STATED PROBLEM. Scan the data below for the string "Gemini". Show every line where it turns up.

DATA FOR THIS TASK.

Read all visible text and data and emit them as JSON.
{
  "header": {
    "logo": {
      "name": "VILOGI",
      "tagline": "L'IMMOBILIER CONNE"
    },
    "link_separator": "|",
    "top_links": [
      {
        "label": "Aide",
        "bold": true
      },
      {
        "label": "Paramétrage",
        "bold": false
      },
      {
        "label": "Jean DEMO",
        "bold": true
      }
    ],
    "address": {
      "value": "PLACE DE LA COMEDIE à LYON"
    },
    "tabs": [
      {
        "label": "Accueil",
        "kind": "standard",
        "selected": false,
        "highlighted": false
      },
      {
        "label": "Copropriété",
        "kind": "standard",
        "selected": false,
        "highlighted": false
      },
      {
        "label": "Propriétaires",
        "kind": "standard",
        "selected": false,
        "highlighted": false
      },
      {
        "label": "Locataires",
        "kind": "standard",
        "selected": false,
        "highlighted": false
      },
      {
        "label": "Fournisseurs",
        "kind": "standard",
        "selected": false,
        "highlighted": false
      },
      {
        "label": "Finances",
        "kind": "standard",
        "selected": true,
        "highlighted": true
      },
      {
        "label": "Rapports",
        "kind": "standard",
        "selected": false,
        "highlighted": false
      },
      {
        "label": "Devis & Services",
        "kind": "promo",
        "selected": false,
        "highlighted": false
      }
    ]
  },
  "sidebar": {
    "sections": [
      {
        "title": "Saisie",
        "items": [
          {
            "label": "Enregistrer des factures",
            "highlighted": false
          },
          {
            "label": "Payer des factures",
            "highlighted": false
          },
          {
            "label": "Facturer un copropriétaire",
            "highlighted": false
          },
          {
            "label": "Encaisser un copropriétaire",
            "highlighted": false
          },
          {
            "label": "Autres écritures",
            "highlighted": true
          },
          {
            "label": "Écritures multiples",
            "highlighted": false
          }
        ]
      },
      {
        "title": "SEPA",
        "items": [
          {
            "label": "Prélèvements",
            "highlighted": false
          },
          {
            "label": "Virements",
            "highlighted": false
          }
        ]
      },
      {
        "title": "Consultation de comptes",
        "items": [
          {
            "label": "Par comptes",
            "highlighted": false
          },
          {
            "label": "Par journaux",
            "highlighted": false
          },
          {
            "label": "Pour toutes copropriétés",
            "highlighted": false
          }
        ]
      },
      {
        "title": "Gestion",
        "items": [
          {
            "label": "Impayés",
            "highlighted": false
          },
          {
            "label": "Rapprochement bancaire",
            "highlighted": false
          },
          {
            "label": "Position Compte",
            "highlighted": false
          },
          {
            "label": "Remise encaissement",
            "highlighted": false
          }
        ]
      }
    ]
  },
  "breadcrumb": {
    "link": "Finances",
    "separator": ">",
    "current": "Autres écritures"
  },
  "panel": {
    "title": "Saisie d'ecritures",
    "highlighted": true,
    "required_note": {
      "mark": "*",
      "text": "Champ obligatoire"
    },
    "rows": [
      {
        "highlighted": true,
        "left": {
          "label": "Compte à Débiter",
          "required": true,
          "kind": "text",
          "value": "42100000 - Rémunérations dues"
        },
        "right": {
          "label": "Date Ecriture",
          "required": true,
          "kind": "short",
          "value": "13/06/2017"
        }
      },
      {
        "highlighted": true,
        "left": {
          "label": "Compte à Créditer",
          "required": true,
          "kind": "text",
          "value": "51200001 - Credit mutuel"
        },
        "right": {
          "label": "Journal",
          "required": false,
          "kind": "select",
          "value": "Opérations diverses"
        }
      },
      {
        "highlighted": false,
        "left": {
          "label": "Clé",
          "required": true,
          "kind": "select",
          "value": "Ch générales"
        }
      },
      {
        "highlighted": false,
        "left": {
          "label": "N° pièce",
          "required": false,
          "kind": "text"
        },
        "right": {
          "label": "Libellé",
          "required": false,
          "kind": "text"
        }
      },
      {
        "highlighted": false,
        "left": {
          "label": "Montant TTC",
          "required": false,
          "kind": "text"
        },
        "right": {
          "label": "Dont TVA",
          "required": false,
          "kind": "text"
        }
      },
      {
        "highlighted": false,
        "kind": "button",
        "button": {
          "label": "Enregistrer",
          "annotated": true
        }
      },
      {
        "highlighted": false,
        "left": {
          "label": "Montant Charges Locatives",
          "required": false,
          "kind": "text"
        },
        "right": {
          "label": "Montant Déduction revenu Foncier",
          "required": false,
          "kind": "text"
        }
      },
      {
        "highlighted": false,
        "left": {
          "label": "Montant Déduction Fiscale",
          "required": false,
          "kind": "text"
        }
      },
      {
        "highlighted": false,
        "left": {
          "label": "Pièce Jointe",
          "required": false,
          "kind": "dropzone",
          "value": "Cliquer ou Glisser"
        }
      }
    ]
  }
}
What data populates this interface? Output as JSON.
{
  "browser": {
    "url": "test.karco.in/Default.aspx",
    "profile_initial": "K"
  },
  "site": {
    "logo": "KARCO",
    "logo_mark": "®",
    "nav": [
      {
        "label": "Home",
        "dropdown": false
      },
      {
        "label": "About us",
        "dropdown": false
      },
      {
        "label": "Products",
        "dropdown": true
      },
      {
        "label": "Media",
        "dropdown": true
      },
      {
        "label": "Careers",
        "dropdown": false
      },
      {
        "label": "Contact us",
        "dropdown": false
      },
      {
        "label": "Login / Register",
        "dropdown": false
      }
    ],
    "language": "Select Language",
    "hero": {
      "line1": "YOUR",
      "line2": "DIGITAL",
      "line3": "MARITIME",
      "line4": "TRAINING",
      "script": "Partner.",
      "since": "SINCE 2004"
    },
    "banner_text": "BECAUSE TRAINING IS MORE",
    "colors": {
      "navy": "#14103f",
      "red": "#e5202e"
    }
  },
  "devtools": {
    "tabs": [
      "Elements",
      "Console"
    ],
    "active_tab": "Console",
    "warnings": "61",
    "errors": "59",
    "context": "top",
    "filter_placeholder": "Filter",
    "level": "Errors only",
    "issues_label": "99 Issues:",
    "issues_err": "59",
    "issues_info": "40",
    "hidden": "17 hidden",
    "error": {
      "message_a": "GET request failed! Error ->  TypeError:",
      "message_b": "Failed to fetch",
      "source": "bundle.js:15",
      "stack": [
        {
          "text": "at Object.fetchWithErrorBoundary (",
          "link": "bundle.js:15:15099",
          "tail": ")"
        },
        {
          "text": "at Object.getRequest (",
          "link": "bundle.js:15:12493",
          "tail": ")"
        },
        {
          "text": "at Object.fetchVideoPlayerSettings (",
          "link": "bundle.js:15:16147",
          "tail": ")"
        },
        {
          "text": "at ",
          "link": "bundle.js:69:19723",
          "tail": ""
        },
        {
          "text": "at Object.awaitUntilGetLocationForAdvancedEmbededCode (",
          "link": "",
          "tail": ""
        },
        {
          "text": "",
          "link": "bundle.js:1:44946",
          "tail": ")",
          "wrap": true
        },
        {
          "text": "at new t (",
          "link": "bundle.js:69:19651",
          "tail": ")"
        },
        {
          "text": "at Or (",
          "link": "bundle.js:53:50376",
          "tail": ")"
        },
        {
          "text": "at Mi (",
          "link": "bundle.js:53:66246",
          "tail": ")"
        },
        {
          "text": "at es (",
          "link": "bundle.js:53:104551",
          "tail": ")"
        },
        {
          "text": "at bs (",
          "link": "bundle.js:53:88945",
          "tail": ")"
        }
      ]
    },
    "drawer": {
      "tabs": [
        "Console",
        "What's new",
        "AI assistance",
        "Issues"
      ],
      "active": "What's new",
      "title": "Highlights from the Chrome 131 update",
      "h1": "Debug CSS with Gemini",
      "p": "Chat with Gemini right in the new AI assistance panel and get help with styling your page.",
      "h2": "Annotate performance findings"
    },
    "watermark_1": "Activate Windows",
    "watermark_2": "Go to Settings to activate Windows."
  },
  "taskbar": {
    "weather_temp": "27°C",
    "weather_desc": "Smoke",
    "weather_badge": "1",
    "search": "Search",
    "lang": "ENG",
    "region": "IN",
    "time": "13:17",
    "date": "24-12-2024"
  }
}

RESULT OF THIS EXERCISE.
      "h1": "Debug CSS with Gemini",
      "p": "Chat with Gemini right in the new AI assistance panel and get help with styling your page.",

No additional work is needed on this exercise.